--- start ---

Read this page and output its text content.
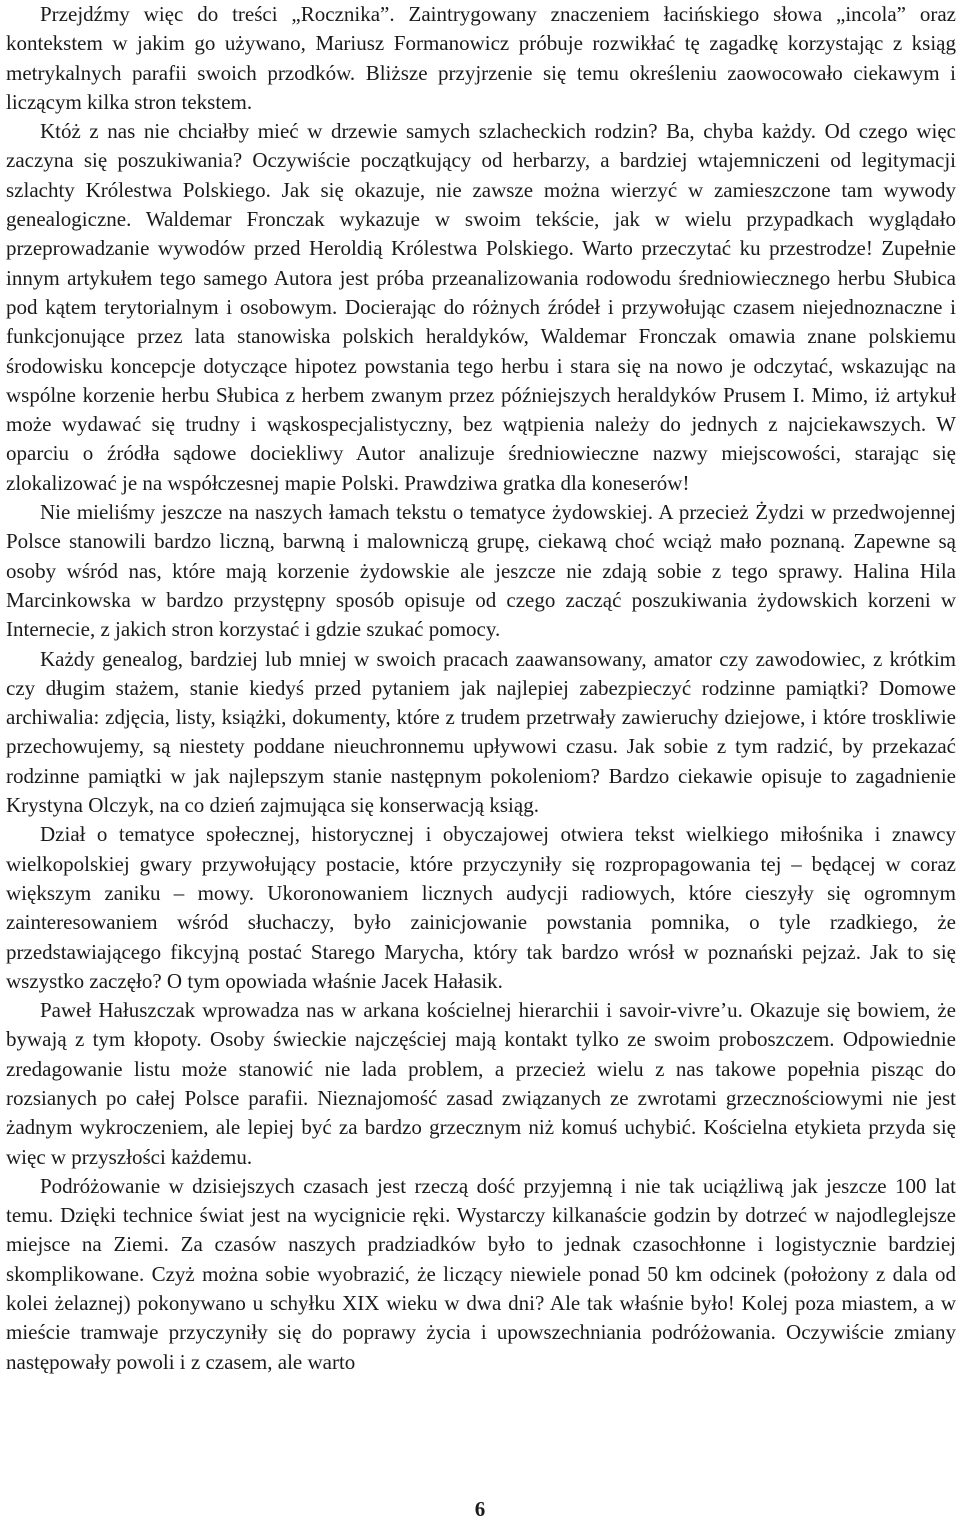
Przejdźmy więc do treści „Rocznika”. Zaintrygowany znaczeniem łacińskiego słowa „incola” oraz kontekstem w jakim go używano, Mariusz Formanowicz próbuje rozwikłać tę zagadkę korzystając z ksiąg metrykalnych parafii swoich przodków. Bliższe przyjrzenie się temu określeniu zaowocowało ciekawym i liczącym kilka stron tekstem.

Któż z nas nie chciałby mieć w drzewie samych szlacheckich rodzin? Ba, chyba każdy. Od czego więc zaczyna się poszukiwania? Oczywiście początkujący od herbarzy, a bardziej wtajemniczeni od legitymacji szlachty Królestwa Polskiego. Jak się okazuje, nie zawsze można wierzyć w zamieszczone tam wywody genealogiczne. Waldemar Fronczak wykazuje w swoim tekście, jak w wielu przypadkach wyglądało przeprowadzanie wywodów przed Heroldią Królestwa Polskiego. Warto przeczytać ku przestrodze! Zupełnie innym artykułem tego samego Autora jest próba przeanalizowania rodowodu średniowiecznego herbu Słubica pod kątem terytorialnym i osobowym. Docierając do różnych źródeł i przywołując czasem niejednoznaczne i funkcjonujące przez lata stanowiska polskich heraldyków, Waldemar Fronczak omawia znane polskiemu środowisku koncepcje dotyczące hipotez powstania tego herbu i stara się na nowo je odczytać, wskazując na wspólne korzenie herbu Słubica z herbem zwanym przez późniejszych heraldyków Prusem I. Mimo, iż artykuł może wydawać się trudny i wąskospecjalistyczny, bez wątpienia należy do jednych z najciekawszych. W oparciu o źródła sądowe dociekliwy Autor analizuje średniowieczne nazwy miejscowości, starając się zlokalizować je na współczesnej mapie Polski. Prawdziwa gratka dla koneserów!

Nie mieliśmy jeszcze na naszych łamach tekstu o tematyce żydowskiej. A przecież Żydzi w przedwojennej Polsce stanowili bardzo liczną, barwną i malowniczą grupę, ciekawą choć wciąż mało poznaną. Zapewne są osoby wśród nas, które mają korzenie żydowskie ale jeszcze nie zdają sobie z tego sprawy. Halina Hila Marcinkowska w bardzo przystępny sposób opisuje od czego zacząć poszukiwania żydowskich korzeni w Internecie, z jakich stron korzystać i gdzie szukać pomocy.

Każdy genealog, bardziej lub mniej w swoich pracach zaawansowany, amator czy zawodowiec, z krótkim czy długim stażem, stanie kiedyś przed pytaniem jak najlepiej zabezpieczyć rodzinne pamiątki? Domowe archiwalia: zdjęcia, listy, książki, dokumenty, które z trudem przetrwały zawieruchy dziejowe, i które troskliwie przechowujemy, są niestety poddane nieuchronnemu upływowi czasu. Jak sobie z tym radzić, by przekazać rodzinne pamiątki w jak najlepszym stanie następnym pokoleniom? Bardzo ciekawie opisuje to zagadnienie Krystyna Olczyk, na co dzień zajmująca się konserwacją ksiąg.

Dział o tematyce społecznej, historycznej i obyczajowej otwiera tekst wielkiego miłośnika i znawcy wielkopolskiej gwary przywołujący postacie, które przyczyniły się rozpropagowania tej – będącej w coraz większym zaniku – mowy. Ukoronowaniem licznych audycji radiowych, które cieszyły się ogromnym zainteresowaniem wśród słuchaczy, było zainicjowanie powstania pomnika, o tyle rzadkiego, że przedstawiającego fikcyjną postać Starego Marycha, który tak bardzo wrósł w poznański pejzaż. Jak to się wszystko zaczęło? O tym opowiada właśnie Jacek Hałasik.

Paweł Hałuszczak wprowadza nas w arkana kościelnej hierarchii i savoir-vivre’u. Okazuje się bowiem, że bywają z tym kłopoty. Osoby świeckie najczęściej mają kontakt tylko ze swoim proboszczem. Odpowiednie zredagowanie listu może stanowić nie lada problem, a przecież wielu z nas takowe popełnia pisząc do rozsianych po całej Polsce parafii. Nieznajomość zasad związanych ze zwrotami grzecznościowymi nie jest żadnym wykroczeniem, ale lepiej być za bardzo grzecznym niż komuś uchybić. Kościelna etykieta przyda się więc w przyszłości każdemu.

Podróżowanie w dzisiejszych czasach jest rzeczą dość przyjemną i nie tak uciążliwą jak jeszcze 100 lat temu. Dzięki technice świat jest na wycignicie ręki. Wystarczy kilkanaście godzin by dotrzeć w najodleglejsze miejsce na Ziemi. Za czasów naszych pradziadków było to jednak czasochłonne i logistycznie bardziej skomplikowane. Czyż można sobie wyobrazić, że liczący niewiele ponad 50 km odcinek (położony z dala od kolei żelaznej) pokonywano u schyłku XIX wieku w dwa dni? Ale tak właśnie było! Kolej poza miastem, a w mieście tramwaje przyczyniły się do poprawy życia i upowszechniania podróżowania. Oczywiście zmiany następowały powoli i z czasem, ale warto

6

--- end ---

In the listing above, find each line with the word "stron" and copy it.

*TASK OUTPUT*.
Przejdźmy więc do treści „Rocznika”. Zaintrygowany znaczeniem łacińskiego słowa „incola” oraz kontekstem w jakim go używano, Mariusz Formanowicz próbuje rozwikłać tę zagadkę korzystając z ksiąg metrykalnych parafii swoich przodków. Bliższe przyjrzenie się temu określeniu zaowocowało ciekawym i liczącym kilka stron tekstem.
Nie mieliśmy jeszcze na naszych łamach tekstu o tematyce żydowskiej. A przecież Żydzi w przedwojennej Polsce stanowili bardzo liczną, barwną i malowniczą grupę, ciekawą choć wciąż mało poznaną. Zapewne są osoby wśród nas, które mają korzenie żydowskie ale jeszcze nie zdają sobie z tego sprawy. Halina Hila Marcinkowska w bardzo przystępny sposób opisuje od czego zacząć poszukiwania żydowskich korzeni w Internecie, z jakich stron korzystać i gdzie szukać pomocy.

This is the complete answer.